* Your task: Copy each entry as it stands, leaving nothing out.

* Provided material:

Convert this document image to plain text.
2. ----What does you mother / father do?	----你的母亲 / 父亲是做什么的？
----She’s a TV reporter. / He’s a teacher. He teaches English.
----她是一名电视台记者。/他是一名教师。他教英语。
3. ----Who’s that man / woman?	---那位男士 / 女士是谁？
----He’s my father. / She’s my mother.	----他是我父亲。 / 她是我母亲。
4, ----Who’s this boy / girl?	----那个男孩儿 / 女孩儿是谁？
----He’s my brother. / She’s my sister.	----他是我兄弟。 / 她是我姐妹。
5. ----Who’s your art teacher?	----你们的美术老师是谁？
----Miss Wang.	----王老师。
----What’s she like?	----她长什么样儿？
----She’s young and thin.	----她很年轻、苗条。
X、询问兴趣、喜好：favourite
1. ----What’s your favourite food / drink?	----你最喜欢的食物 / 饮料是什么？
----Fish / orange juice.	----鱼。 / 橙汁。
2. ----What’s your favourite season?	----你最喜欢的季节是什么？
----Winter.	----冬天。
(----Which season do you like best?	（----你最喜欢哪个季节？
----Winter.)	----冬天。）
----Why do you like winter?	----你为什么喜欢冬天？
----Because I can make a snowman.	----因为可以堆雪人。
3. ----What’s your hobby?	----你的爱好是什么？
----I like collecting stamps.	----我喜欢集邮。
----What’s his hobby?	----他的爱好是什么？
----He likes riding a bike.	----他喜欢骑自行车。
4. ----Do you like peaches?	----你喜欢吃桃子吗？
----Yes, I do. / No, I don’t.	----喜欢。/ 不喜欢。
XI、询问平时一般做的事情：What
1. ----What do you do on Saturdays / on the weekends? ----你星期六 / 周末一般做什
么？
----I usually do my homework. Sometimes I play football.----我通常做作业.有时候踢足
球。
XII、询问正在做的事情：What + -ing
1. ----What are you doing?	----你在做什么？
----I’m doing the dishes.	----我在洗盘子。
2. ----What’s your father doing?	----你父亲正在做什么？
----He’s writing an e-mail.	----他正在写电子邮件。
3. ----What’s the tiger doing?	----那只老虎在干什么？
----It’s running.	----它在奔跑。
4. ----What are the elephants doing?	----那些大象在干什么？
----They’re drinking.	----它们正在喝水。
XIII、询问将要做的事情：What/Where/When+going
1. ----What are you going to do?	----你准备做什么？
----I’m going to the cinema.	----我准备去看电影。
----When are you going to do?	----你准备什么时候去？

* Response:
Convert this document image to plain text.
2. ----What does you mother / father do?	----你的母亲 / 父亲是做什么的？
----She’s a TV reporter. / He’s a teacher. He teaches English.
----她是一名电视台记者。/他是一名教师。他教英语。
3. ----Who’s that man / woman?	---那位男士 / 女士是谁？
----He’s my father. / She’s my mother.	----他是我父亲。 / 她是我母亲。
4, ----Who’s this boy / girl?	----那个男孩儿 / 女孩儿是谁？
----He’s my brother. / She’s my sister.	----他是我兄弟。 / 她是我姐妹。
5. ----Who’s your art teacher?	----你们的美术老师是谁？
----Miss Wang.	----王老师。
----What’s she like?	----她长什么样儿？
----She’s young and thin.	----她很年轻、苗条。
X、询问兴趣、喜好：favourite
1. ----What’s your favourite food / drink?	----你最喜欢的食物 / 饮料是什么？
----Fish / orange juice.	----鱼。 / 橙汁。
2. ----What’s your favourite season?	----你最喜欢的季节是什么？
----Winter.	----冬天。
(----Which season do you like best?	（----你最喜欢哪个季节？
----Winter.)	----冬天。）
----Why do you like winter?	----你为什么喜欢冬天？
----Because I can make a snowman.	----因为可以堆雪人。
3. ----What’s your hobby?	----你的爱好是什么？
----I like collecting stamps.	----我喜欢集邮。
----What’s his hobby?	----他的爱好是什么？
----He likes riding a bike.	----他喜欢骑自行车。
4. ----Do you like peaches?	----你喜欢吃桃子吗？
----Yes, I do. / No, I don’t.	----喜欢。/ 不喜欢。
XI、询问平时一般做的事情：What
1. ----What do you do on Saturdays / on the weekends? ----你星期六 / 周末一般做什
么？
----I usually do my homework. Sometimes I play football.----我通常做作业.有时候踢足
球。
XII、询问正在做的事情：What + -ing
1. ----What are you doing?	----你在做什么？
----I’m doing the dishes.	----我在洗盘子。
2. ----What’s your father doing?	----你父亲正在做什么？
----He’s writing an e-mail.	----他正在写电子邮件。
3. ----What’s the tiger doing?	----那只老虎在干什么？
----It’s running.	----它在奔跑。
4. ----What are the elephants doing?	----那些大象在干什么？
----They’re drinking.	----它们正在喝水。
XIII、询问将要做的事情：What/Where/When+going
1. ----What are you going to do?	----你准备做什么？
----I’m going to the cinema.	----我准备去看电影。
----When are you going to do?	----你准备什么时候去？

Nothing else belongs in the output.